Print the entire listing. Each line must match the original exactly.

----- The data -----

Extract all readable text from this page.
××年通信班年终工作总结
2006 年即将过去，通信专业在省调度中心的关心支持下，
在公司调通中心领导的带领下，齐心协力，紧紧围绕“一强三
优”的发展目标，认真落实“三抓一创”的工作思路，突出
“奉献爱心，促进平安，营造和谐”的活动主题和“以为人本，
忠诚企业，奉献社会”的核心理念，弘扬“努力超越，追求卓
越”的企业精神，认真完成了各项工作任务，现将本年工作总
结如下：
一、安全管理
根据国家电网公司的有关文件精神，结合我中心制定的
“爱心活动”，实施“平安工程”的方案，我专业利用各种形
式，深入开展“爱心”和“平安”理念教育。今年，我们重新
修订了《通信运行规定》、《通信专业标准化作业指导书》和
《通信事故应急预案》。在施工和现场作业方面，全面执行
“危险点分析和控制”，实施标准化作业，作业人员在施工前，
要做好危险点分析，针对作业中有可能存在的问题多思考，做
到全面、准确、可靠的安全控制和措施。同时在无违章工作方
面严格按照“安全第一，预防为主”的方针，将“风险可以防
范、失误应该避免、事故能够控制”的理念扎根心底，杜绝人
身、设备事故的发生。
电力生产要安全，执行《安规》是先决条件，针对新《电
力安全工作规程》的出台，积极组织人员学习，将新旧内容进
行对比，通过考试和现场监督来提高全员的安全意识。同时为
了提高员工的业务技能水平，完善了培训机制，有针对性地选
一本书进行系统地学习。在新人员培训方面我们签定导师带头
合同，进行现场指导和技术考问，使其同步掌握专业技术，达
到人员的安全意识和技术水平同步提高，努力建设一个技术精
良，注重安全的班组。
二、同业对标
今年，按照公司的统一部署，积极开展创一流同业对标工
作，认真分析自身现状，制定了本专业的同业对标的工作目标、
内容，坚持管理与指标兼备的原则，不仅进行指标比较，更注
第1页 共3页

-----

→ **Problem solution**
Extract all readable text from this page.
××年通信班年终工作总结
2006 年即将过去，通信专业在省调度中心的关心支持下，
在公司调通中心领导的带领下，齐心协力，紧紧围绕“一强三
优”的发展目标，认真落实“三抓一创”的工作思路，突出
“奉献爱心，促进平安，营造和谐”的活动主题和“以为人本，
忠诚企业，奉献社会”的核心理念，弘扬“努力超越，追求卓
越”的企业精神，认真完成了各项工作任务，现将本年工作总
结如下：
一、安全管理
根据国家电网公司的有关文件精神，结合我中心制定的
“爱心活动”，实施“平安工程”的方案，我专业利用各种形
式，深入开展“爱心”和“平安”理念教育。今年，我们重新
修订了《通信运行规定》、《通信专业标准化作业指导书》和
《通信事故应急预案》。在施工和现场作业方面，全面执行
“危险点分析和控制”，实施标准化作业，作业人员在施工前，
要做好危险点分析，针对作业中有可能存在的问题多思考，做
到全面、准确、可靠的安全控制和措施。同时在无违章工作方
面严格按照“安全第一，预防为主”的方针，将“风险可以防
范、失误应该避免、事故能够控制”的理念扎根心底，杜绝人
身、设备事故的发生。
电力生产要安全，执行《安规》是先决条件，针对新《电
力安全工作规程》的出台，积极组织人员学习，将新旧内容进
行对比，通过考试和现场监督来提高全员的安全意识。同时为
了提高员工的业务技能水平，完善了培训机制，有针对性地选
一本书进行系统地学习。在新人员培训方面我们签定导师带头
合同，进行现场指导和技术考问，使其同步掌握专业技术，达
到人员的安全意识和技术水平同步提高，努力建设一个技术精
良，注重安全的班组。
二、同业对标
今年，按照公司的统一部署，积极开展创一流同业对标工
作，认真分析自身现状，制定了本专业的同业对标的工作目标、
内容，坚持管理与指标兼备的原则，不仅进行指标比较，更注
第1页 共3页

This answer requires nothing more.